** Start of DATASET RECORDS **

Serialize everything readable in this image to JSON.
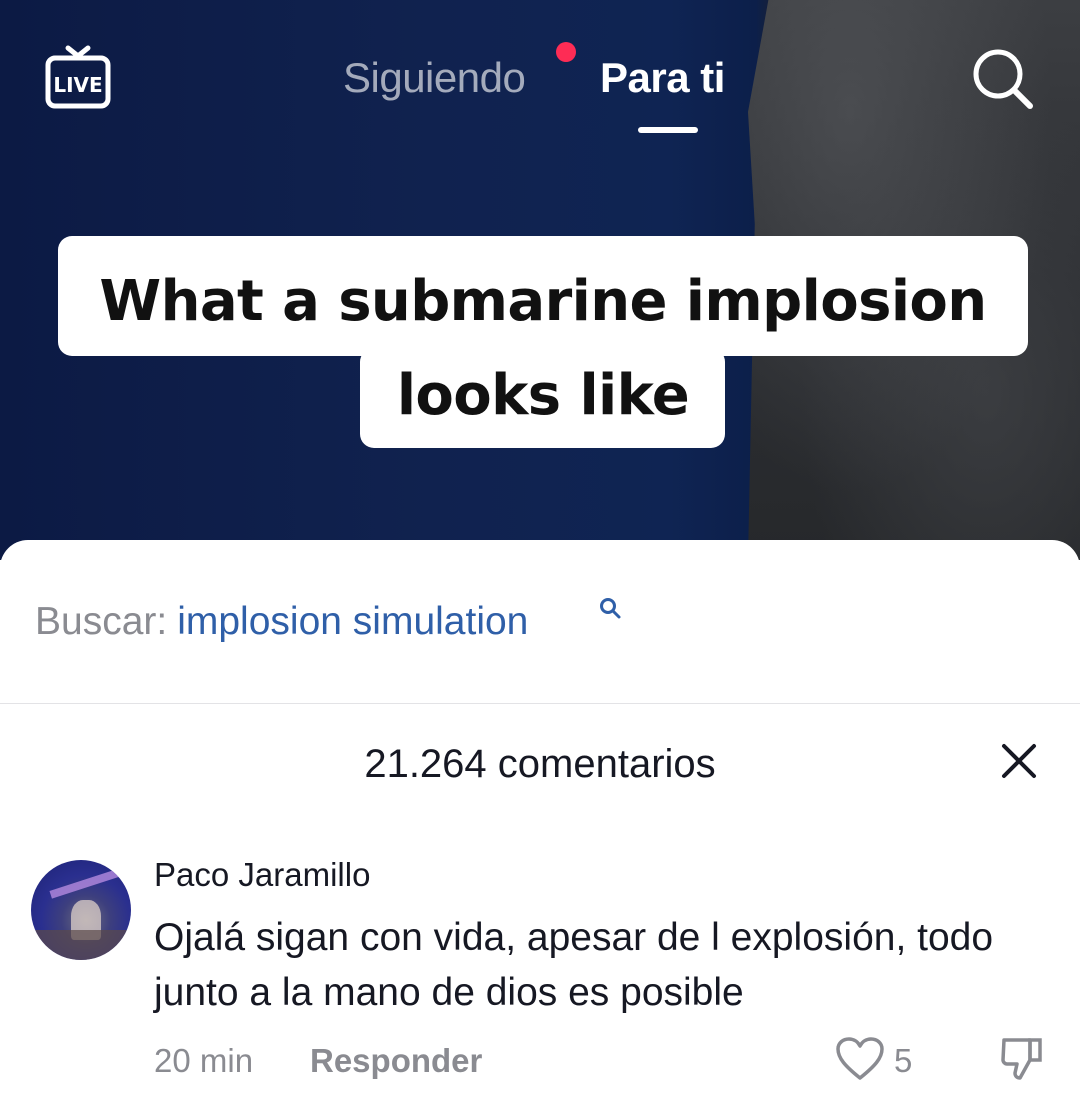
{
  "header": {
    "live_label": "LIVE",
    "tab_following": "Siguiendo",
    "tab_for_you": "Para ti",
    "active_tab": "Para ti",
    "notification_dot": true
  },
  "video": {
    "caption_line1": "What a submarine implosion",
    "caption_line2": "looks like"
  },
  "search_suggestion": {
    "prefix": "Buscar:",
    "term": "implosion simulation"
  },
  "comments_panel": {
    "title": "21.264 comentarios"
  },
  "comments": [
    {
      "author": "Paco Jaramillo",
      "text": "Ojalá sigan con vida, apesar de l explosión, todo junto a la mano de dios es posible",
      "time": "20 min",
      "reply_label": "Responder",
      "likes": "5"
    }
  ],
  "colors": {
    "accent_dot": "#fe2c55",
    "link_blue": "#2f5fa8",
    "muted_text": "#8a8b91",
    "primary_text": "#161823"
  },
  "icons": [
    "live-tv-icon",
    "search-icon",
    "close-icon",
    "heart-icon",
    "dislike-icon"
  ]
}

** End of DATASET RECORDS **

TASK TO COMPLETE: All the material shown above is to be copied exactly, with no pictures carried over.

REPLY:
Serialize everything readable in this image to JSON.
{
  "header": {
    "live_label": "LIVE",
    "tab_following": "Siguiendo",
    "tab_for_you": "Para ti",
    "active_tab": "Para ti",
    "notification_dot": true
  },
  "video": {
    "caption_line1": "What a submarine implosion",
    "caption_line2": "looks like"
  },
  "search_suggestion": {
    "prefix": "Buscar:",
    "term": "implosion simulation"
  },
  "comments_panel": {
    "title": "21.264 comentarios"
  },
  "comments": [
    {
      "author": "Paco Jaramillo",
      "text": "Ojalá sigan con vida, apesar de l explosión, todo junto a la mano de dios es posible",
      "time": "20 min",
      "reply_label": "Responder",
      "likes": "5"
    }
  ],
  "colors": {
    "accent_dot": "#fe2c55",
    "link_blue": "#2f5fa8",
    "muted_text": "#8a8b91",
    "primary_text": "#161823"
  },
  "icons": [
    "live-tv-icon",
    "search-icon",
    "close-icon",
    "heart-icon",
    "dislike-icon"
  ]
}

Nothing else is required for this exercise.